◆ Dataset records
··········

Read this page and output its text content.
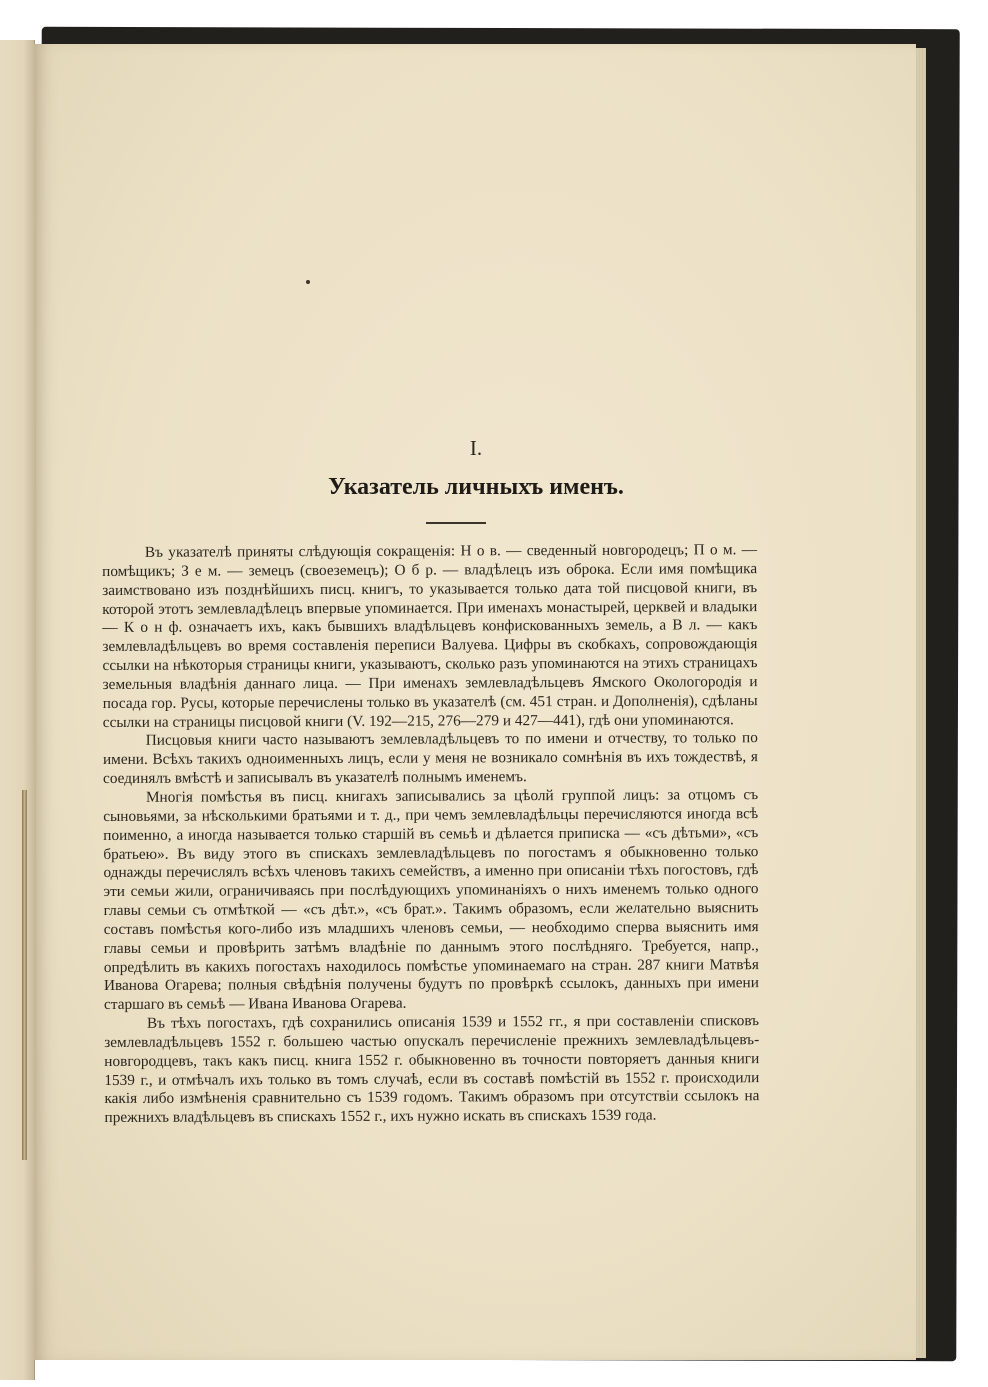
I.
Указатель личныхъ именъ.

Въ указателѣ приняты слѣдующія сокращенія: Н о в. — сведенный новгородецъ; П о м. — помѣщикъ; З е м. — земецъ (своеземецъ); О б р. — владѣлецъ изъ оброка. Если имя помѣщика заимствовано изъ позднѣйшихъ писц. книгъ, то указывается только дата той писцовой книги, въ которой этотъ землевладѣлецъ впервые упоминается. При именахъ монастырей, церквей и владыки — К о н ф. означаетъ ихъ, какъ бывшихъ владѣльцевъ конфискованныхъ земель, а В л. — какъ землевладѣльцевъ во время составленія переписи Валуева. Цифры въ скобкахъ, сопровождающія ссылки на нѣкоторыя страницы книги, указываютъ, сколько разъ упоминаются на этихъ страницахъ земельныя владѣнія даннаго лица. — При именахъ землевладѣльцевъ Ямского Окологородія и посада гор. Русы, которые перечислены только въ указателѣ (см. 451 стран. и Дополненія), сдѣланы ссылки на страницы писцовой книги (V. 192—215, 276—279 и 427—441), гдѣ они упоминаются.

Писцовыя книги часто называютъ землевладѣльцевъ то по имени и отчеству, то только по имени. Всѣхъ такихъ одноименныхъ лицъ, если у меня не возникало сомнѣнія въ ихъ тождествѣ, я соединялъ вмѣстѣ и записывалъ въ указателѣ полнымъ именемъ.

Многія помѣстья въ писц. книгахъ записывались за цѣолй группой лицъ: за отцомъ съ сыновьями, за нѣсколькими братьями и т. д., при чемъ землевладѣльцы перечисляются иногда всѣ поименно, а иногда называется только старшій въ семьѣ и дѣлается приписка — «съ дѣтьми», «съ братьею». Въ виду этого въ спискахъ землевладѣльцевъ по погостамъ я обыкновенно только однажды перечислялъ всѣхъ членовъ такихъ семействъ, а именно при описаніи тѣхъ погостовъ, гдѣ эти семьи жили, ограничиваясь при послѣдующихъ упоминаніяхъ о нихъ именемъ только одного главы семьи съ отмѣткой — «съ дѣт.», «съ брат.». Такимъ образомъ, если желательно выяснить составъ помѣстья кого-либо изъ младшихъ членовъ семьи, — необходимо сперва выяснить имя главы семьи и провѣрить затѣмъ владѣніе по даннымъ этого послѣдняго. Требуется, напр., опредѣлить въ какихъ погостахъ находилось помѣстье упоминаемаго на стран. 287 книги Матвѣя Иванова Огарева; полныя свѣдѣнія получены будутъ по провѣркѣ ссылокъ, данныхъ при имени старшаго въ семьѣ — Ивана Иванова Огарева.

Въ тѣхъ погостахъ, гдѣ сохранились описанія 1539 и 1552 гг., я при составленіи списковъ землевладѣльцевъ 1552 г. большею частью опускалъ перечисленіе прежнихъ землевладѣльцевъ-новгородцевъ, такъ какъ писц. книга 1552 г. обыкновенно въ точности повторяетъ данныя книги 1539 г., и отмѣчалъ ихъ только въ томъ случаѣ, если въ составѣ помѣстій въ 1552 г. происходили какія либо измѣненія сравнительно съ 1539 годомъ. Такимъ образомъ при отсутствіи ссылокъ на прежнихъ владѣльцевъ въ спискахъ 1552 г., ихъ нужно искать въ спискахъ 1539 года.
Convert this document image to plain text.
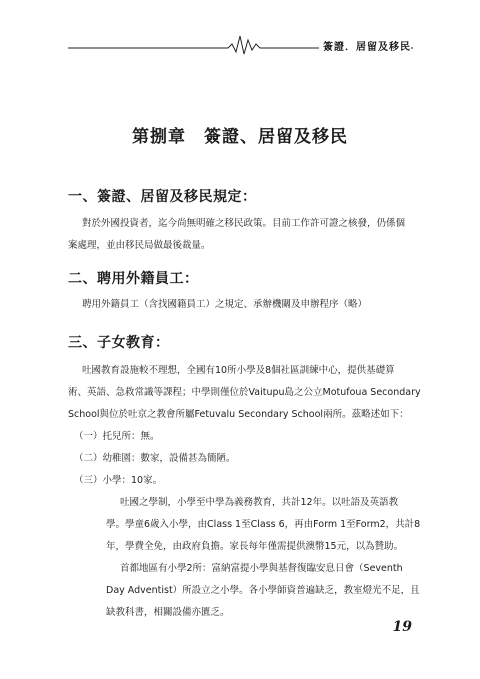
簽證．居留及移民
第捌章　簽證、居留及移民
一、簽證、居留及移民規定：
對於外國投資者，迄今尚無明確之移民政策。目前工作許可證之核發，仍係個
案處理，並由移民局做最後裁量。
二、聘用外籍員工：
聘用外籍員工（含找國籍員工）之規定、承辦機關及申辦程序（略）
三、子女教育：
吐國教育設施較不理想，全國有10所小學及8個社區訓練中心，提供基礎算
術、英語、急救常識等課程；中學則僅位於Vaitupu島之公立Motufoua Secondary
School與位於吐京之教會所屬Fetuvalu Secondary School兩所。茲略述如下：
（一）托兒所：無。
（二）幼稚園：數家，設備甚為簡陋。
（三）小學：10家。
吐國之學制，小學至中學為義務教育，共計12年。以吐語及英語教
學。學童6歲入小學，由Class 1至Class 6，再由Form 1至Form2，共計8
年，學費全免，由政府負擔。家長每年僅需提供澳幣15元，以為贊助。
首都地區有小學2所：富納富提小學與基督復臨安息日會（Seventh
Day Adventist）所設立之小學。各小學師資普遍缺乏，教室燈光不足，且
缺教科書，相關設備亦匱乏。
19
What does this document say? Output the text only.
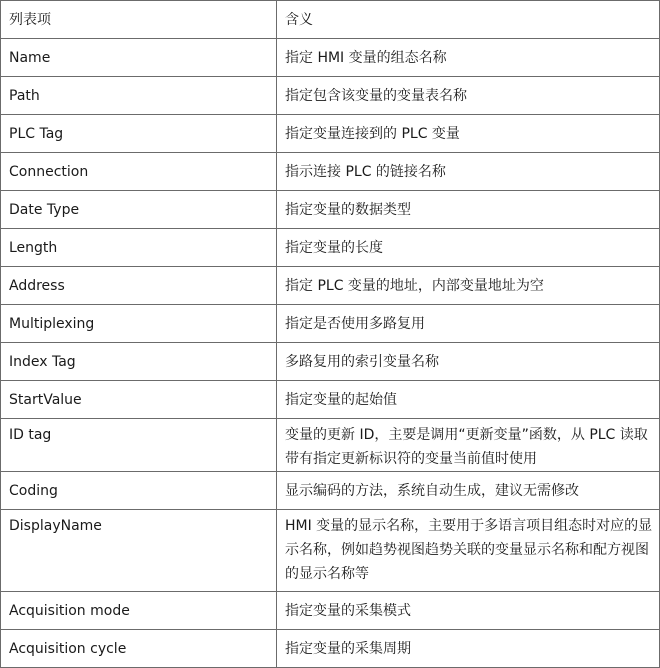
列表项	含义
Name	指定 HMI 变量的组态名称
Path	指定包含该变量的变量表名称
PLC Tag	指定变量连接到的 PLC 变量
Connection	指示连接 PLC 的链接名称
Date Type	指定变量的数据类型
Length	指定变量的长度
Address	指定 PLC 变量的地址，内部变量地址为空
Multiplexing	指定是否使用多路复用
Index Tag	多路复用的索引变量名称
StartValue	指定变量的起始值
ID tag	变量的更新 ID，主要是调用“更新变量”函数，从 PLC 读取带有指定更新标识符的变量当前值时使用
Coding	显示编码的方法，系统自动生成，建议无需修改
DisplayName	HMI 变量的显示名称，主要用于多语言项目组态时对应的显示名称，例如趋势视图趋势关联的变量显示名称和配方视图的显示名称等
Acquisition mode	指定变量的采集模式
Acquisition cycle	指定变量的采集周期
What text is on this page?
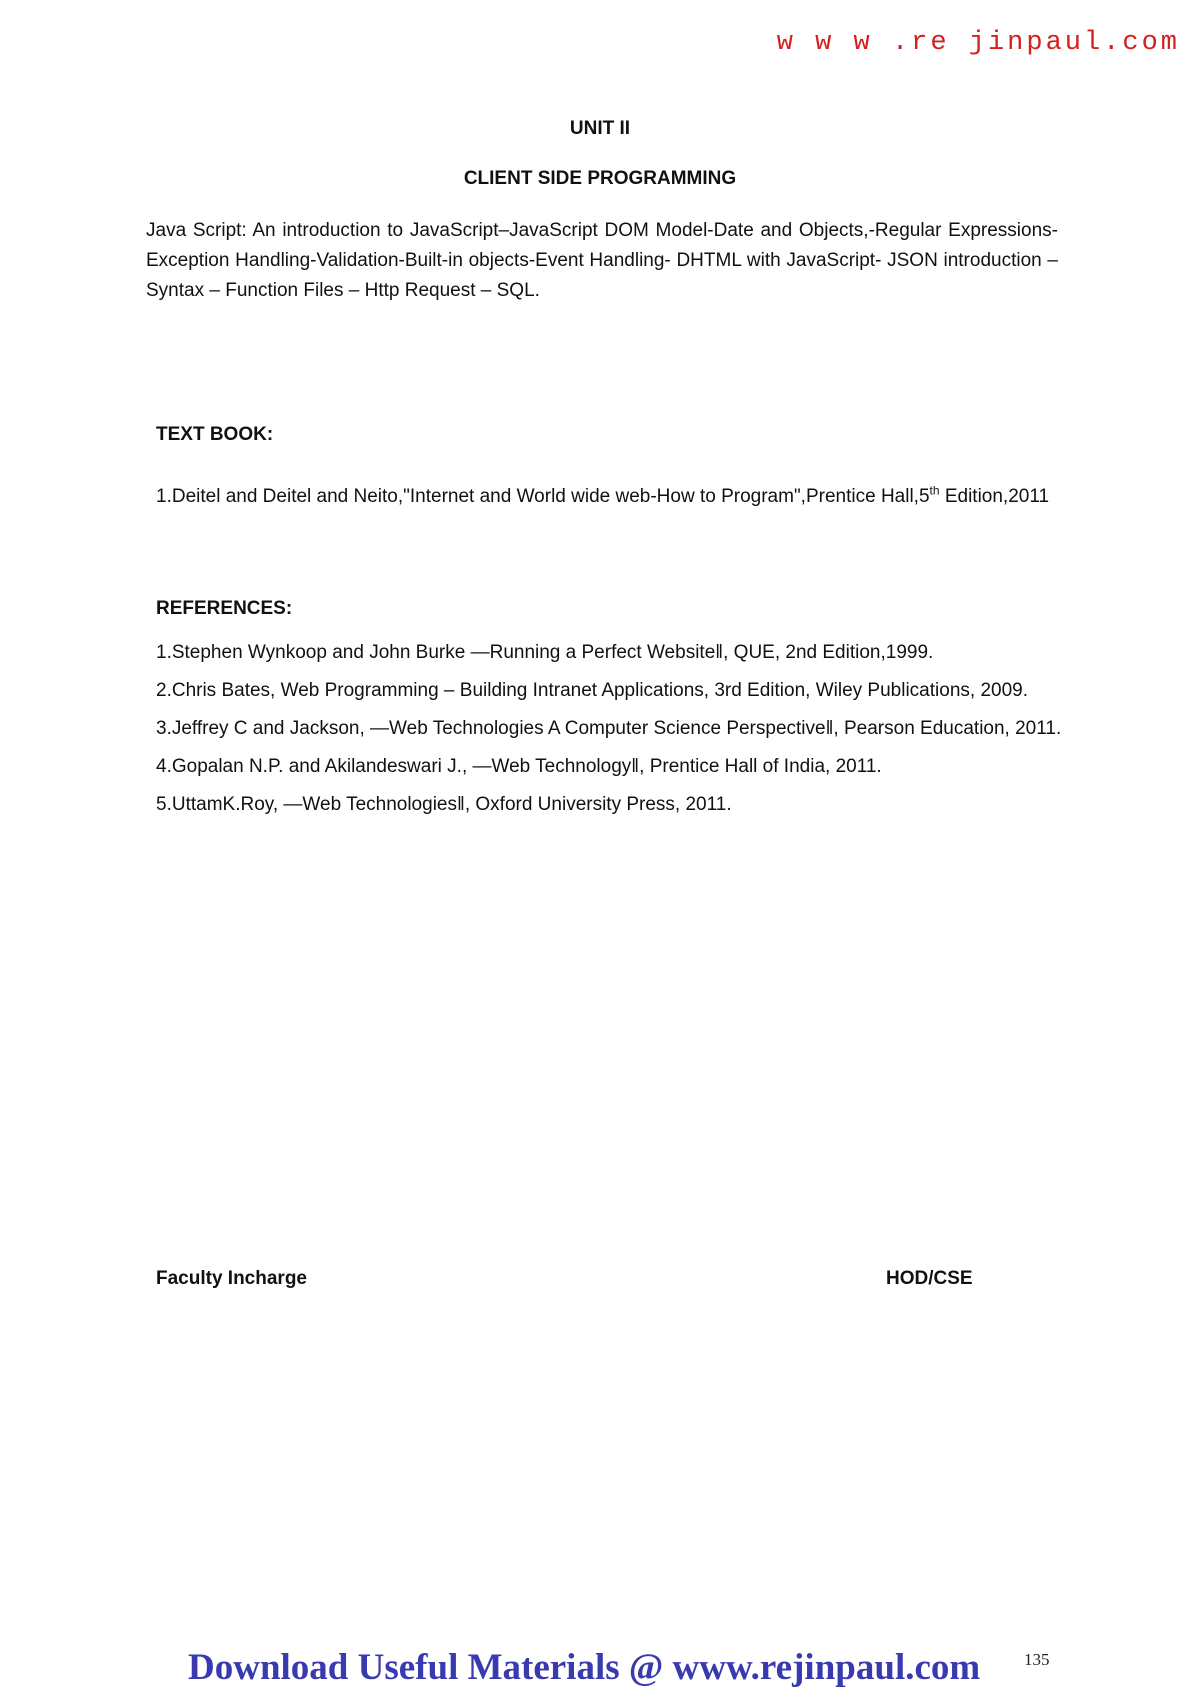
w w w .re jinpaul.com
UNIT II
CLIENT SIDE PROGRAMMING
Java Script: An introduction to JavaScript–JavaScript DOM Model-Date and Objects,-Regular Expressions- Exception Handling-Validation-Built-in objects-Event Handling- DHTML with JavaScript- JSON introduction – Syntax – Function Files – Http Request – SQL.
TEXT BOOK:
1.Deitel and Deitel and Neito,"Internet and World wide web-How to Program",Prentice Hall,5th Edition,2011
REFERENCES:

1.Stephen Wynkoop and John Burke ―Running a Perfect Website‖, QUE, 2nd Edition,1999.

2.Chris Bates, Web Programming – Building Intranet Applications, 3rd Edition, Wiley Publications, 2009.

3.Jeffrey C and Jackson, ―Web Technologies A Computer Science Perspective‖, Pearson Education, 2011.

4.Gopalan N.P. and Akilandeswari J., ―Web Technology‖, Prentice Hall of India, 2011.

5.UttamK.Roy, ―Web Technologies‖, Oxford University Press, 2011.

Faculty Incharge	HOD/CSE
Download Useful Materials @ www.rejinpaul.com	135
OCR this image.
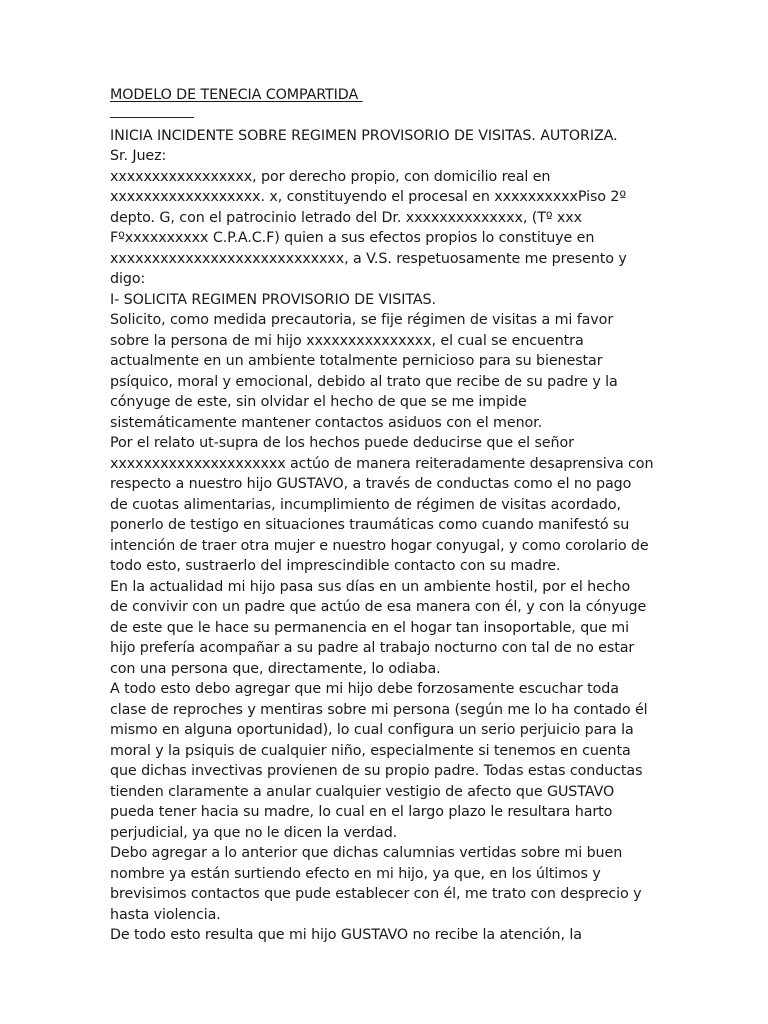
MODELO DE TENECIA COMPARTIDA
INICIA INCIDENTE SOBRE REGIMEN PROVISORIO DE VISITAS. AUTORIZA.
Sr. Juez:
xxxxxxxxxxxxxxxxx, por derecho propio, con domicilio real en
xxxxxxxxxxxxxxxxxx. x, constituyendo el procesal en xxxxxxxxxxPiso 2º
depto. G, con el patrocinio letrado del Dr. xxxxxxxxxxxxxx, (Tº xxx
Fºxxxxxxxxxx C.P.A.C.F) quien a sus efectos propios lo constituye en
xxxxxxxxxxxxxxxxxxxxxxxxxxxx, a V.S. respetuosamente me presento y
digo:
I- SOLICITA REGIMEN PROVISORIO DE VISITAS.
Solicito, como medida precautoria, se fije régimen de visitas a mi favor
sobre la persona de mi hijo xxxxxxxxxxxxxxx, el cual se encuentra
actualmente en un ambiente totalmente pernicioso para su bienestar
psíquico, moral y emocional, debido al trato que recibe de su padre y la
cónyuge de este, sin olvidar el hecho de que se me impide
sistemáticamente mantener contactos asiduos con el menor.
Por el relato ut-supra de los hechos puede deducirse que el señor
xxxxxxxxxxxxxxxxxxxxx actúo de manera reiteradamente desaprensiva con
respecto a nuestro hijo GUSTAVO, a través de conductas como el no pago
de cuotas alimentarias, incumplimiento de régimen de visitas acordado,
ponerlo de testigo en situaciones traumáticas como cuando manifestó su
intención de traer otra mujer e nuestro hogar conyugal, y como corolario de
todo esto, sustraerlo del imprescindible contacto con su madre.
En la actualidad mi hijo pasa sus días en un ambiente hostil, por el hecho
de convivir con un padre que actúo de esa manera con él, y con la cónyuge
de este que le hace su permanencia en el hogar tan insoportable, que mi
hijo prefería acompañar a su padre al trabajo nocturno con tal de no estar
con una persona que, directamente, lo odiaba.
A todo esto debo agregar que mi hijo debe forzosamente escuchar toda
clase de reproches y mentiras sobre mi persona (según me lo ha contado él
mismo en alguna oportunidad), lo cual configura un serio perjuicio para la
moral y la psiquis de cualquier niño, especialmente si tenemos en cuenta
que dichas invectivas provienen de su propio padre. Todas estas conductas
tienden claramente a anular cualquier vestigio de afecto que GUSTAVO
pueda tener hacia su madre, lo cual en el largo plazo le resultara harto
perjudicial, ya que no le dicen la verdad.
Debo agregar a lo anterior que dichas calumnias vertidas sobre mi buen
nombre ya están surtiendo efecto en mi hijo, ya que, en los últimos y
brevisimos contactos que pude establecer con él, me trato con desprecio y
hasta violencia.
De todo esto resulta que mi hijo GUSTAVO no recibe la atención, la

··········

◆ WORK REQUIRED
Whichever lines contain the string "dichas", select and copy them.

◆ RESPONSE FOR THIS EXERCISE
que dichas invectivas provienen de su propio padre. Todas estas conductas
Debo agregar a lo anterior que dichas calumnias vertidas sobre mi buen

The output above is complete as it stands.